§ **Written exercise**
Write out all the entries word for word and omit any pictures.

§ **Extracted information**
——————————

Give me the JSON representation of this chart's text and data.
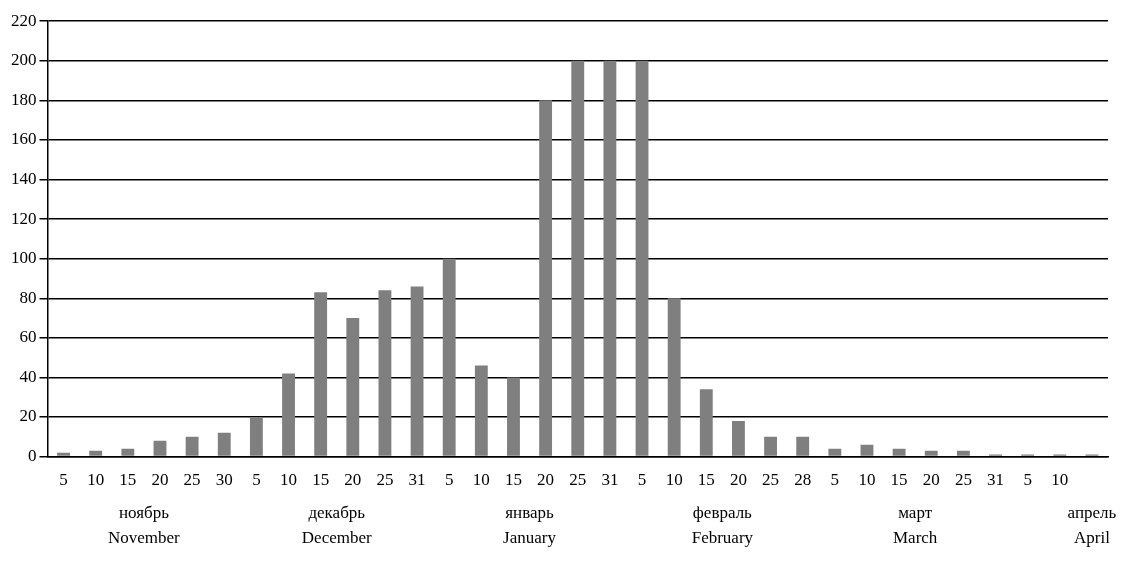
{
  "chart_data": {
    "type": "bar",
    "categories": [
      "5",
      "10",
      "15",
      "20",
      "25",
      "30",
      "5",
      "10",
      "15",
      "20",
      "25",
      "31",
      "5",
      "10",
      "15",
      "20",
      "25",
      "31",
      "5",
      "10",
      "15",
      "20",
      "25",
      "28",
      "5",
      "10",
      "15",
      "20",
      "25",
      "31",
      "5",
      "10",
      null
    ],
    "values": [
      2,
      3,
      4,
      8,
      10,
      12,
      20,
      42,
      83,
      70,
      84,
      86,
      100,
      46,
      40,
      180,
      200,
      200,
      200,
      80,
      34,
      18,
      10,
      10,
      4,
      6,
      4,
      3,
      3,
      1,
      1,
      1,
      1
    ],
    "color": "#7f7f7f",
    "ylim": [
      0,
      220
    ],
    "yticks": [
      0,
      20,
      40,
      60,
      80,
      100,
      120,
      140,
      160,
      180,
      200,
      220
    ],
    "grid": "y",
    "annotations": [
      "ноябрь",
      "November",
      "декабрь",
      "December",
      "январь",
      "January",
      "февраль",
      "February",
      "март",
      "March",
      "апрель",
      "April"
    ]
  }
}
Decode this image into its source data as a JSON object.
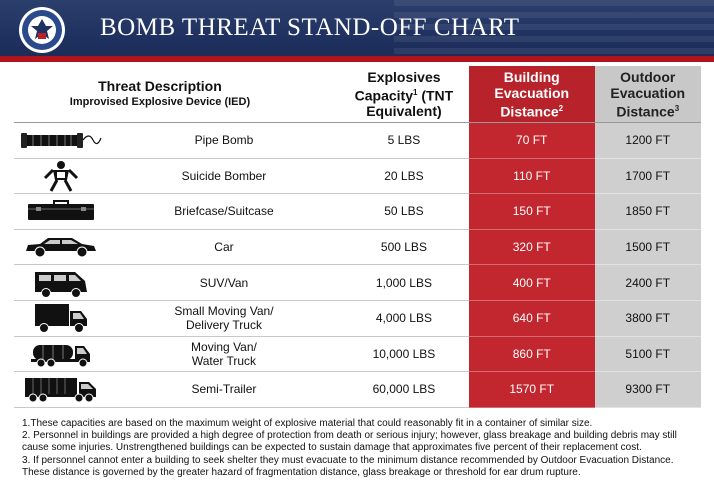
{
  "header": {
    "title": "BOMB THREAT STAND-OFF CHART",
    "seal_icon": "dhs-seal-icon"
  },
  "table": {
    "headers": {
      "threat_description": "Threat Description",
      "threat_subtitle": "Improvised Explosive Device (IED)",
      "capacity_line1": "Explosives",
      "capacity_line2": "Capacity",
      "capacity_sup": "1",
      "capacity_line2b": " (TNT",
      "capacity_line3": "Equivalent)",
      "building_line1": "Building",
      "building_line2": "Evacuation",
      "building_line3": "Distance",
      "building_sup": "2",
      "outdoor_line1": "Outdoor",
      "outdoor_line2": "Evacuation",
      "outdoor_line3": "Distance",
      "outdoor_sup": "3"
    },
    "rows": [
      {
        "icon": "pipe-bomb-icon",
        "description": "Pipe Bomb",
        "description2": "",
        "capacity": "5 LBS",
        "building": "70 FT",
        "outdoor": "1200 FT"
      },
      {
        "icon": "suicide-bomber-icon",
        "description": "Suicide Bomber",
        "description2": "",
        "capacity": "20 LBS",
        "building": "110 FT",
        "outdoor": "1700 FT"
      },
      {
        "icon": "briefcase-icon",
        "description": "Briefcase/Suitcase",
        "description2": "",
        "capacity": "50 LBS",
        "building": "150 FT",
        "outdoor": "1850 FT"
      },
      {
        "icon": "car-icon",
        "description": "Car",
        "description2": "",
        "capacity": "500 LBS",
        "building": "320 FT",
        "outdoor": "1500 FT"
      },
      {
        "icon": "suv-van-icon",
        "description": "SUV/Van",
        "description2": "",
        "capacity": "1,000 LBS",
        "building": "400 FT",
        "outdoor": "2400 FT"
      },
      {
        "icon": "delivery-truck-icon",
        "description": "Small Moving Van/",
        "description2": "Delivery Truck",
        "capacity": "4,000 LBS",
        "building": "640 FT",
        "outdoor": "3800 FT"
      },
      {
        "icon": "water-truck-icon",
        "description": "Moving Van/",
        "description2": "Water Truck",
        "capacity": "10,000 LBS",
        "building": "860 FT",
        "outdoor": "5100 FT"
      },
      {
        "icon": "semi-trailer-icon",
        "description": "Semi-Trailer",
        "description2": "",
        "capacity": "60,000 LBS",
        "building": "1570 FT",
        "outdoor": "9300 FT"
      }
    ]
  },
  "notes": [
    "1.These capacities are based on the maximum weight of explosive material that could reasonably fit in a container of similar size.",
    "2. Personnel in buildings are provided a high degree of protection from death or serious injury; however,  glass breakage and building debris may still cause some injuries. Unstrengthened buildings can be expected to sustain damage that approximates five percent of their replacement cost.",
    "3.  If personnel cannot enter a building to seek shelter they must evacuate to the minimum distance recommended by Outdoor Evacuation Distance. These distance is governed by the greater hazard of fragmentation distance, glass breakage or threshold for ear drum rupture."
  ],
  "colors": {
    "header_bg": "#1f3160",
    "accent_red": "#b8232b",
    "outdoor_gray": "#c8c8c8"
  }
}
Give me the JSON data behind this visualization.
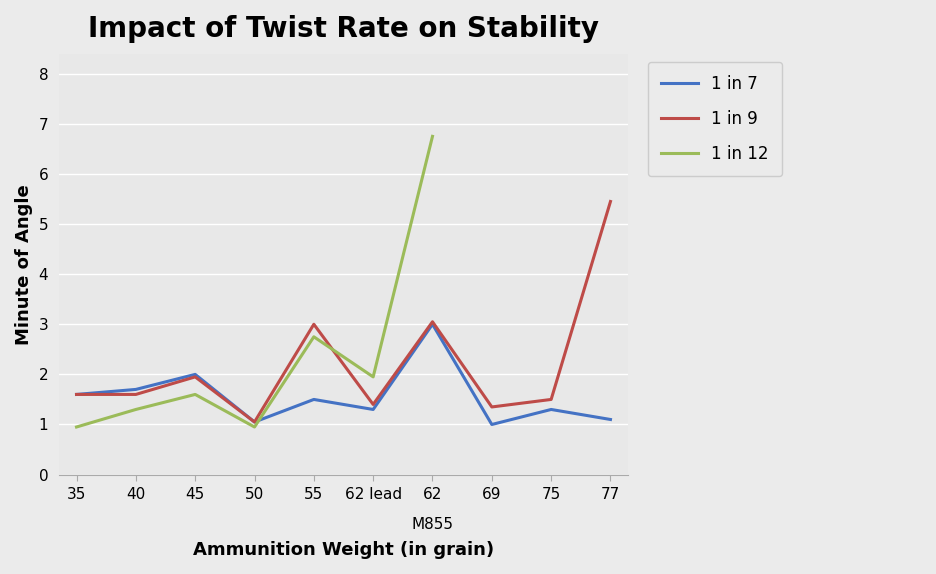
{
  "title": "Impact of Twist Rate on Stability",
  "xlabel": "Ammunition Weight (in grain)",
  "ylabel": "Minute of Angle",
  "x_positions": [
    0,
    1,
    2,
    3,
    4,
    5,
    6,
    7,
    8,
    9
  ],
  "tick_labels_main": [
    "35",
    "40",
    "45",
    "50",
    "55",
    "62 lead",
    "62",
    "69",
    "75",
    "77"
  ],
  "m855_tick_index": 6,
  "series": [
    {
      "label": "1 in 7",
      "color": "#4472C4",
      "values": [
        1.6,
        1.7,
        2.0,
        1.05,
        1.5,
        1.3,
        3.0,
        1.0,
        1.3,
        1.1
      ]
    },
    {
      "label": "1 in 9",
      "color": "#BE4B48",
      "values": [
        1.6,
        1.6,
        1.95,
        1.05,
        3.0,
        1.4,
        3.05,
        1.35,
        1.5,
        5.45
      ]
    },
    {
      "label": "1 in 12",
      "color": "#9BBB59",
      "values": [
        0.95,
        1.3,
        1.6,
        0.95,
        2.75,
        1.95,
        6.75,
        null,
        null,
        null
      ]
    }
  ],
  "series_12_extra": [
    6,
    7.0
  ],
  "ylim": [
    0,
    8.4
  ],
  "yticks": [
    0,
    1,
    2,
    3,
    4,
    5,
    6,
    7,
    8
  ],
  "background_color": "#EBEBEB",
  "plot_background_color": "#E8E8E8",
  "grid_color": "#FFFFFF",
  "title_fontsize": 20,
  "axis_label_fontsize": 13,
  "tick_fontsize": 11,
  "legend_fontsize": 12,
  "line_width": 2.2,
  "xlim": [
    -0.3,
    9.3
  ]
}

——————————

§ **Answer to this problem**
Give me the JSON representation of this chart's text and data.
{
  "chart_data": {
    "type": "bar",
    "categories": [
      "5",
      "10",
      "15",
      "20",
      "25",
      "30",
      "5",
      "10",
      "15",
      "20",
      "25",
      "31",
      "5",
      "10",
      "15",
      "20",
      "25",
      "31",
      "5",
      "10",
      "15",
      "20",
      "25",
      "28",
      "5",
      "10",
      "15",
      "20",
      "25",
      "31",
      "5",
      "10",
      null
    ],
    "values": [
      2,
      3,
      4,
      8,
      10,
      12,
      20,
      42,
      83,
      70,
      84,
      86,
      100,
      46,
      40,
      180,
      200,
      200,
      200,
      80,
      34,
      18,
      10,
      10,
      4,
      6,
      4,
      3,
      3,
      1,
      1,
      1,
      1
    ],
    "color": "#7f7f7f",
    "ylim": [
      0,
      220
    ],
    "yticks": [
      0,
      20,
      40,
      60,
      80,
      100,
      120,
      140,
      160,
      180,
      200,
      220
    ],
    "grid": "y",
    "annotations": [
      "ноябрь",
      "November",
      "декабрь",
      "December",
      "январь",
      "January",
      "февраль",
      "February",
      "март",
      "March",
      "апрель",
      "April"
    ]
  }
}
Decode this image into its source data as a JSON object.
{
  "header": {
    "title": "BOMB THREAT STAND-OFF CHART",
    "seal_icon": "dhs-seal-icon"
  },
  "table": {
    "headers": {
      "threat_description": "Threat Description",
      "threat_subtitle": "Improvised Explosive Device (IED)",
      "capacity_line1": "Explosives",
      "capacity_line2": "Capacity",
      "capacity_sup": "1",
      "capacity_line2b": " (TNT",
      "capacity_line3": "Equivalent)",
      "building_line1": "Building",
      "building_line2": "Evacuation",
      "building_line3": "Distance",
      "building_sup": "2",
      "outdoor_line1": "Outdoor",
      "outdoor_line2": "Evacuation",
      "outdoor_line3": "Distance",
      "outdoor_sup": "3"
    },
    "rows": [
      {
        "icon": "pipe-bomb-icon",
        "description": "Pipe Bomb",
        "description2": "",
        "capacity": "5 LBS",
        "building": "70 FT",
        "outdoor": "1200 FT"
      },
      {
        "icon": "suicide-bomber-icon",
        "description": "Suicide Bomber",
        "description2": "",
        "capacity": "20 LBS",
        "building": "110 FT",
        "outdoor": "1700 FT"
      },
      {
        "icon": "briefcase-icon",
        "description": "Briefcase/Suitcase",
        "description2": "",
        "capacity": "50 LBS",
        "building": "150 FT",
        "outdoor": "1850 FT"
      },
      {
        "icon": "car-icon",
        "description": "Car",
        "description2": "",
        "capacity": "500 LBS",
        "building": "320 FT",
        "outdoor": "1500 FT"
      },
      {
        "icon": "suv-van-icon",
        "description": "SUV/Van",
        "description2": "",
        "capacity": "1,000 LBS",
        "building": "400 FT",
        "outdoor": "2400 FT"
      },
      {
        "icon": "delivery-truck-icon",
        "description": "Small Moving Van/",
        "description2": "Delivery Truck",
        "capacity": "4,000 LBS",
        "building": "640 FT",
        "outdoor": "3800 FT"
      },
      {
        "icon": "water-truck-icon",
        "description": "Moving Van/",
        "description2": "Water Truck",
        "capacity": "10,000 LBS",
        "building": "860 FT",
        "outdoor": "5100 FT"
      },
      {
        "icon": "semi-trailer-icon",
        "description": "Semi-Trailer",
        "description2": "",
        "capacity": "60,000 LBS",
        "building": "1570 FT",
        "outdoor": "9300 FT"
      }
    ]
  },
  "notes": [
    "1.These capacities are based on the maximum weight of explosive material that could reasonably fit in a container of similar size.",
    "2. Personnel in buildings are provided a high degree of protection from death or serious injury; however,  glass breakage and building debris may still cause some injuries. Unstrengthened buildings can be expected to sustain damage that approximates five percent of their replacement cost.",
    "3.  If personnel cannot enter a building to seek shelter they must evacuate to the minimum distance recommended by Outdoor Evacuation Distance. These distance is governed by the greater hazard of fragmentation distance, glass breakage or threshold for ear drum rupture."
  ],
  "colors": {
    "header_bg": "#1f3160",
    "accent_red": "#b8232b",
    "outdoor_gray": "#c8c8c8"
  }
}
Give me the JSON data behind this visualization.
{
  "title": "Impact of Twist Rate on Stability",
  "xlabel": "Ammunition Weight (in grain)",
  "ylabel": "Minute of Angle",
  "x_positions": [
    0,
    1,
    2,
    3,
    4,
    5,
    6,
    7,
    8,
    9
  ],
  "tick_labels_main": [
    "35",
    "40",
    "45",
    "50",
    "55",
    "62 lead",
    "62",
    "69",
    "75",
    "77"
  ],
  "m855_tick_index": 6,
  "series": [
    {
      "label": "1 in 7",
      "color": "#4472C4",
      "values": [
        1.6,
        1.7,
        2.0,
        1.05,
        1.5,
        1.3,
        3.0,
        1.0,
        1.3,
        1.1
      ]
    },
    {
      "label": "1 in 9",
      "color": "#BE4B48",
      "values": [
        1.6,
        1.6,
        1.95,
        1.05,
        3.0,
        1.4,
        3.05,
        1.35,
        1.5,
        5.45
      ]
    },
    {
      "label": "1 in 12",
      "color": "#9BBB59",
      "values": [
        0.95,
        1.3,
        1.6,
        0.95,
        2.75,
        1.95,
        6.75,
        null,
        null,
        null
      ]
    }
  ],
  "series_12_extra": [
    6,
    7.0
  ],
  "ylim": [
    0,
    8.4
  ],
  "yticks": [
    0,
    1,
    2,
    3,
    4,
    5,
    6,
    7,
    8
  ],
  "background_color": "#EBEBEB",
  "plot_background_color": "#E8E8E8",
  "grid_color": "#FFFFFF",
  "title_fontsize": 20,
  "axis_label_fontsize": 13,
  "tick_fontsize": 11,
  "legend_fontsize": 12,
  "line_width": 2.2,
  "xlim": [
    -0.3,
    9.3
  ]
}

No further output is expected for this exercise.